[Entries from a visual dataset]

━━━━

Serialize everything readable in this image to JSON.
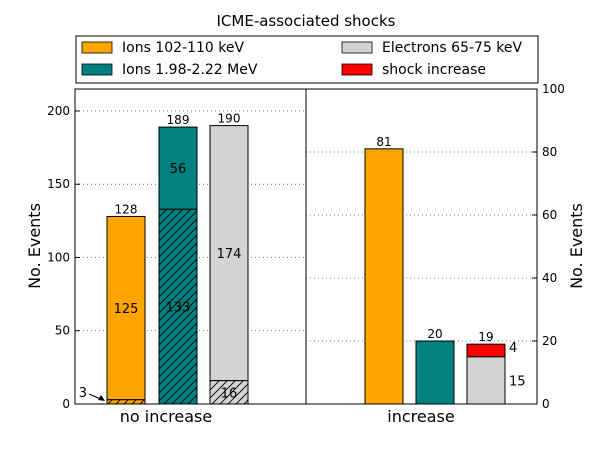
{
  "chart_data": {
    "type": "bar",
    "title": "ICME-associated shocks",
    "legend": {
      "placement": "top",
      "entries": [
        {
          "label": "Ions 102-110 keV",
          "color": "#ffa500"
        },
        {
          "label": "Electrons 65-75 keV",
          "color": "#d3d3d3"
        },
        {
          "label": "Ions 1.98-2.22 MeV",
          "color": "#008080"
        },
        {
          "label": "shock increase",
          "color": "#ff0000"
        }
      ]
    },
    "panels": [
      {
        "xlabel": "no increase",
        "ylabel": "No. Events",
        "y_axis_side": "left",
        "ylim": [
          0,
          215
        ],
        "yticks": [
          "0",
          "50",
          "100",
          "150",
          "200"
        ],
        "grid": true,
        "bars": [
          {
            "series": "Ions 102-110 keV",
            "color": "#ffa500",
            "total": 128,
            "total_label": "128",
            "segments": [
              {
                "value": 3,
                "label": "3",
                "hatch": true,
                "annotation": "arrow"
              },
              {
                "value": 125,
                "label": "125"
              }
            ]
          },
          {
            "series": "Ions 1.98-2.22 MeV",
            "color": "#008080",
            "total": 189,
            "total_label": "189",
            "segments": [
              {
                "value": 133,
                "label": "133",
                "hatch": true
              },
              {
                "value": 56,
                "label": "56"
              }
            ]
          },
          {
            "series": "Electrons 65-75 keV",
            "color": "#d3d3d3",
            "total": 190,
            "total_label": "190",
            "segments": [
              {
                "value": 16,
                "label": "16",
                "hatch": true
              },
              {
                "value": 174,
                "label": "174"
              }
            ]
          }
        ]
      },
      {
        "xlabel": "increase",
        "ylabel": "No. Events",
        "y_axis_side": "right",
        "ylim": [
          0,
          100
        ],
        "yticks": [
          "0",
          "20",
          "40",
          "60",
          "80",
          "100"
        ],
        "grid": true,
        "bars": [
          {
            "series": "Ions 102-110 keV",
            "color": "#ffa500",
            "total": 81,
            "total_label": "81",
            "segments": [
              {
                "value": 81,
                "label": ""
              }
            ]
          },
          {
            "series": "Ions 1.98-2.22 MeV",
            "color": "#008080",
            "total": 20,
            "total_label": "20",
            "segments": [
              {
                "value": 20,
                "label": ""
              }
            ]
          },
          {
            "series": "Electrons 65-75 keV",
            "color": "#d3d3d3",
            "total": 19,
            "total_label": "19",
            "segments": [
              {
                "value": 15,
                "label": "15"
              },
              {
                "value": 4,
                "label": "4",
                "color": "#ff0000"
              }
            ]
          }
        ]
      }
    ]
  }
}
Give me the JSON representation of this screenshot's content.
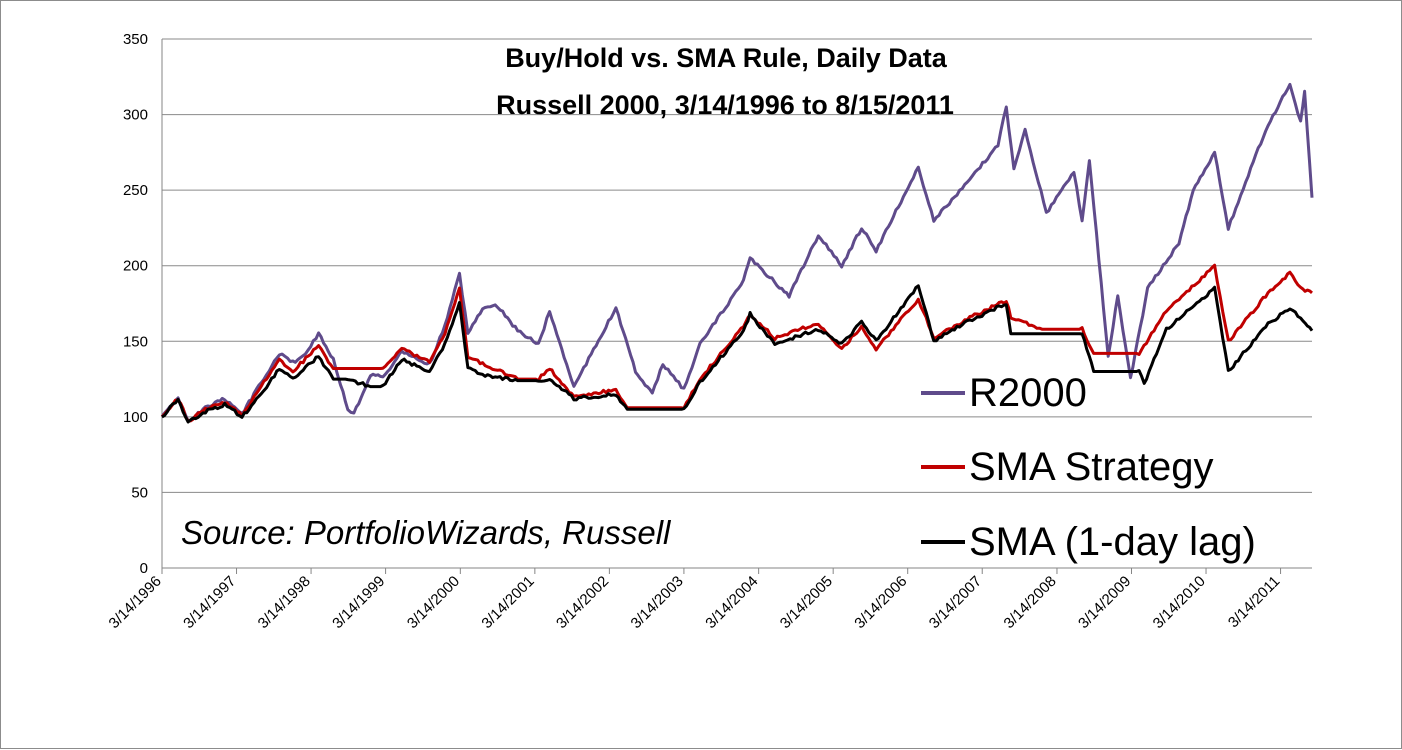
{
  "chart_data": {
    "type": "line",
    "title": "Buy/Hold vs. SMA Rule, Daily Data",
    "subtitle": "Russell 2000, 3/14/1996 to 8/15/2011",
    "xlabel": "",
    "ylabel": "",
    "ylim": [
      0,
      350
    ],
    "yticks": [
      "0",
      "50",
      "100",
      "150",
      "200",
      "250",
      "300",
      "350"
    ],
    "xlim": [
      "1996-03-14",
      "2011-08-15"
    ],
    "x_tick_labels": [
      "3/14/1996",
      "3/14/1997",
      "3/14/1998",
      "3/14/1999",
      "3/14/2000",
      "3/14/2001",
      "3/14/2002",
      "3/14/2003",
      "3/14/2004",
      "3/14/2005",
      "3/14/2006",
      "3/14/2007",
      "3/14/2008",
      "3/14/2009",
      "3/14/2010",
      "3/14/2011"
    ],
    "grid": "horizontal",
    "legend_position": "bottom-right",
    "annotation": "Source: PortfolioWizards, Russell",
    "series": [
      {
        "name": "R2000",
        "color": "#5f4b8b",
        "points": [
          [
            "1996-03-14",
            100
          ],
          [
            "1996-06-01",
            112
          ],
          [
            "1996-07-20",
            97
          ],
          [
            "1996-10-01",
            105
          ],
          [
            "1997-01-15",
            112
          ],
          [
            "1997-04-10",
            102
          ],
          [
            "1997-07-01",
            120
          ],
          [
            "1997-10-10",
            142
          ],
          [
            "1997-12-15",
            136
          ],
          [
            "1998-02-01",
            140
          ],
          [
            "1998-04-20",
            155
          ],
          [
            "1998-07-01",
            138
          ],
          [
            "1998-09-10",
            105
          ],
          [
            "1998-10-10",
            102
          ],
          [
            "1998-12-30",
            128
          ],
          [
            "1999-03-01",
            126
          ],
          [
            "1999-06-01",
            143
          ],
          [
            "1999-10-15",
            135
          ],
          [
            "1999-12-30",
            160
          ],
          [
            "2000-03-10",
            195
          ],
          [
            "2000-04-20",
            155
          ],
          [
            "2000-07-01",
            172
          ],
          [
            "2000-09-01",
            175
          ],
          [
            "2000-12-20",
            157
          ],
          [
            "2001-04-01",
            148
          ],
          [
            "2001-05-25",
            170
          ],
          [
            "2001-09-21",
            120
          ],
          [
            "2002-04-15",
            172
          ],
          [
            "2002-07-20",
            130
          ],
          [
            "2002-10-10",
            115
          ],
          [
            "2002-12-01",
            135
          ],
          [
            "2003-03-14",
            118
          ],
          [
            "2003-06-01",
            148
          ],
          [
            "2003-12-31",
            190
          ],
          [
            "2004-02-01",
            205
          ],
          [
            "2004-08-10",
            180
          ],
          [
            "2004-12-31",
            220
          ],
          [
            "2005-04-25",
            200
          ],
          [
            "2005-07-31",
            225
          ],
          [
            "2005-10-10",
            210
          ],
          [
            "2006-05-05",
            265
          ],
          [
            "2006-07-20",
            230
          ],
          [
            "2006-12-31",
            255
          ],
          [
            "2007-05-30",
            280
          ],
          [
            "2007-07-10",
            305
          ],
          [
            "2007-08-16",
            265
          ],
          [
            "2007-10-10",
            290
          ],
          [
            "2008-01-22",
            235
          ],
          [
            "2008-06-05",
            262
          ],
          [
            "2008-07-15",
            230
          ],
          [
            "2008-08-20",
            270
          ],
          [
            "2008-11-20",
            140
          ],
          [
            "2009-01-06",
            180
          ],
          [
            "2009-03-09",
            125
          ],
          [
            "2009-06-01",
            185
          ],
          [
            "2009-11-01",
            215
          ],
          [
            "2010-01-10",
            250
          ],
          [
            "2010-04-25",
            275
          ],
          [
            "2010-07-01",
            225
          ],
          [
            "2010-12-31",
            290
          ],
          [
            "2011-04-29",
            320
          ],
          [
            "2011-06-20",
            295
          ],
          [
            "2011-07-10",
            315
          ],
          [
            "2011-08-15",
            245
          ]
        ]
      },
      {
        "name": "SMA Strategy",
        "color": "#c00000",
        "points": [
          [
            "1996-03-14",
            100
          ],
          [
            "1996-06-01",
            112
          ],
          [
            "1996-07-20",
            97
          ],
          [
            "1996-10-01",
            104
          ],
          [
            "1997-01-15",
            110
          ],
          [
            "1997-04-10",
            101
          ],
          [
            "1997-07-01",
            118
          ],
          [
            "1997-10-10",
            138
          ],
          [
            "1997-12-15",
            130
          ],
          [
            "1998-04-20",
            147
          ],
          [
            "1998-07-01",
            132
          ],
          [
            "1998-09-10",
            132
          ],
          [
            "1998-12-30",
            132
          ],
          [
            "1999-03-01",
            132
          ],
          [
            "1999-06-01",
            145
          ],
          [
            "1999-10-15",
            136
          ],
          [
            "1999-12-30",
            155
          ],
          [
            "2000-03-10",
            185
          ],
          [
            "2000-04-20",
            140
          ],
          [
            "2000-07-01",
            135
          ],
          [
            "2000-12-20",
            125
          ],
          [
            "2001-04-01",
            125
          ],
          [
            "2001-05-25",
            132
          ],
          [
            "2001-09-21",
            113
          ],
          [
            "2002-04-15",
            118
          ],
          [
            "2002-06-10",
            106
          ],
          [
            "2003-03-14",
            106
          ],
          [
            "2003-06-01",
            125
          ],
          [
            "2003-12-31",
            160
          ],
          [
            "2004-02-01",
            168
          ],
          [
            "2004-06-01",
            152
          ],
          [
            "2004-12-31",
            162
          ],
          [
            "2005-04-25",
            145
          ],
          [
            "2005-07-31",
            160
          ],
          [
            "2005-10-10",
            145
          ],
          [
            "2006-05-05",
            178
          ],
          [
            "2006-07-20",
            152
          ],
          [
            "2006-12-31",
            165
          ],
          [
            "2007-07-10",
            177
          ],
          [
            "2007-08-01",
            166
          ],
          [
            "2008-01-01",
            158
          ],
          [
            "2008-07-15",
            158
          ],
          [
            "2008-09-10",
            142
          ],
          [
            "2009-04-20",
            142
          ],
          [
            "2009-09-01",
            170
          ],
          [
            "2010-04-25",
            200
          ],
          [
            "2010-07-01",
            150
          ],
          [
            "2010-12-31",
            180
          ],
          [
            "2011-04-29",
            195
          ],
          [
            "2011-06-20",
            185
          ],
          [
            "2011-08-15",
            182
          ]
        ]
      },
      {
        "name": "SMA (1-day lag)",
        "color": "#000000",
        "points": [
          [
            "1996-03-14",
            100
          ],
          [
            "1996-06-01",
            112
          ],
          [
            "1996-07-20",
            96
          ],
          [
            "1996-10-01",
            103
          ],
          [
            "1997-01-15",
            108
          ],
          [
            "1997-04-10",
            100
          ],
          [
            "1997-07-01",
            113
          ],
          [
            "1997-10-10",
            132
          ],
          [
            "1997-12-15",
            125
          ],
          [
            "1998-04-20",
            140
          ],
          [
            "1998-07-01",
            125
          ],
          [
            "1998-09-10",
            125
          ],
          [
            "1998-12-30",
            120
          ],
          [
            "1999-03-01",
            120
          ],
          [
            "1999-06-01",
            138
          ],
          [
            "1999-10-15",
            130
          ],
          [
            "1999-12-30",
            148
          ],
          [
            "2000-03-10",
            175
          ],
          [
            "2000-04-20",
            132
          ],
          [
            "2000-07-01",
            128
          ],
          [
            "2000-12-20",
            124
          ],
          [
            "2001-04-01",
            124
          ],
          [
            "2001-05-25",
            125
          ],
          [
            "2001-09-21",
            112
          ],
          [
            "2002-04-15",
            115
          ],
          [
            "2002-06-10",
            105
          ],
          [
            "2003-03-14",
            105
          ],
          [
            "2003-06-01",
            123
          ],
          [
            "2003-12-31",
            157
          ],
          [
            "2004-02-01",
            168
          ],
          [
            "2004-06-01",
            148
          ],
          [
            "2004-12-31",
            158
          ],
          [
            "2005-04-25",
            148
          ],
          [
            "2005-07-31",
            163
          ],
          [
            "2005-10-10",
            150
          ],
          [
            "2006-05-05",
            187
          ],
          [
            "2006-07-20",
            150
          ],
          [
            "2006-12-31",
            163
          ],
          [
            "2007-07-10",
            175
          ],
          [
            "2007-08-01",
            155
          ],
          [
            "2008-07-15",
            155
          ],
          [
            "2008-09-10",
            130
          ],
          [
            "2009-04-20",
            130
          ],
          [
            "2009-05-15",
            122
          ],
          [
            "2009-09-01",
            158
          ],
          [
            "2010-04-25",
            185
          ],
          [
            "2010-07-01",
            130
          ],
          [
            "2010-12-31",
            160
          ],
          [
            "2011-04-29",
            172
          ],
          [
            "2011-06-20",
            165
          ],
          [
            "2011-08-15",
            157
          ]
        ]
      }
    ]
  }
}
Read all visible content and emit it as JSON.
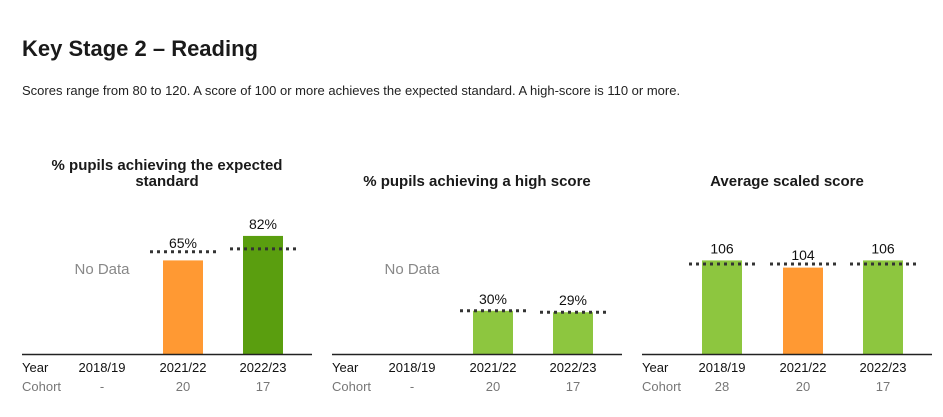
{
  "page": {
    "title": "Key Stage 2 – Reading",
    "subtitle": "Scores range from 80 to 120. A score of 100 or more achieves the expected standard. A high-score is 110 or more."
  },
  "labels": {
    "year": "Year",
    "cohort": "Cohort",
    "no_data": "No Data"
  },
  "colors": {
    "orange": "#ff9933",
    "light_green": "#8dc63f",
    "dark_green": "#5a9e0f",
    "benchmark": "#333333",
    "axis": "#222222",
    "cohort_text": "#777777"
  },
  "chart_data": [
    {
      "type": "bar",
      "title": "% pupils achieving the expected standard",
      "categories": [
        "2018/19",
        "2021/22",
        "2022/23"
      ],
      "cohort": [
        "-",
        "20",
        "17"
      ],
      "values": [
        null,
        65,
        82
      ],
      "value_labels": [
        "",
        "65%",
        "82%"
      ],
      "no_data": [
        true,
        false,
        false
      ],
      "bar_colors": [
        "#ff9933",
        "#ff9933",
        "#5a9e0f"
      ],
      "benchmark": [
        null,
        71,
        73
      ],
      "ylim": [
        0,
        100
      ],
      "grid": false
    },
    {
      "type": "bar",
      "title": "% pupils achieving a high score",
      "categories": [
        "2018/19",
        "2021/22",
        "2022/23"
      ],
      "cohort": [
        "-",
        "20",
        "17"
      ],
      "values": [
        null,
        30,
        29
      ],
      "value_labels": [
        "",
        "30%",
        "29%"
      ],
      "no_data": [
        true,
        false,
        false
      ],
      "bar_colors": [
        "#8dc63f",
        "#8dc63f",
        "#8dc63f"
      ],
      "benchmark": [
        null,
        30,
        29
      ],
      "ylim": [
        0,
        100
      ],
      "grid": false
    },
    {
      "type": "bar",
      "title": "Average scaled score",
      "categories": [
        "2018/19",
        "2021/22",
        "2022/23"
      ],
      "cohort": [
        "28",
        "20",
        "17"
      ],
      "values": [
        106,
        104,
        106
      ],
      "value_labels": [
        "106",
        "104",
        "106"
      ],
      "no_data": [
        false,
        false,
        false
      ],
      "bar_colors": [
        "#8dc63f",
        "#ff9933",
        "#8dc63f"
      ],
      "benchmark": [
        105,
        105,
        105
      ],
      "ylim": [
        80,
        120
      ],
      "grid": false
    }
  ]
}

━━━━

Report each line in the preceding entries that holds the string "name".

Task answer
        "name": "R2000",
        "name": "SMA Strategy",
        "name": "SMA (1-day lag)",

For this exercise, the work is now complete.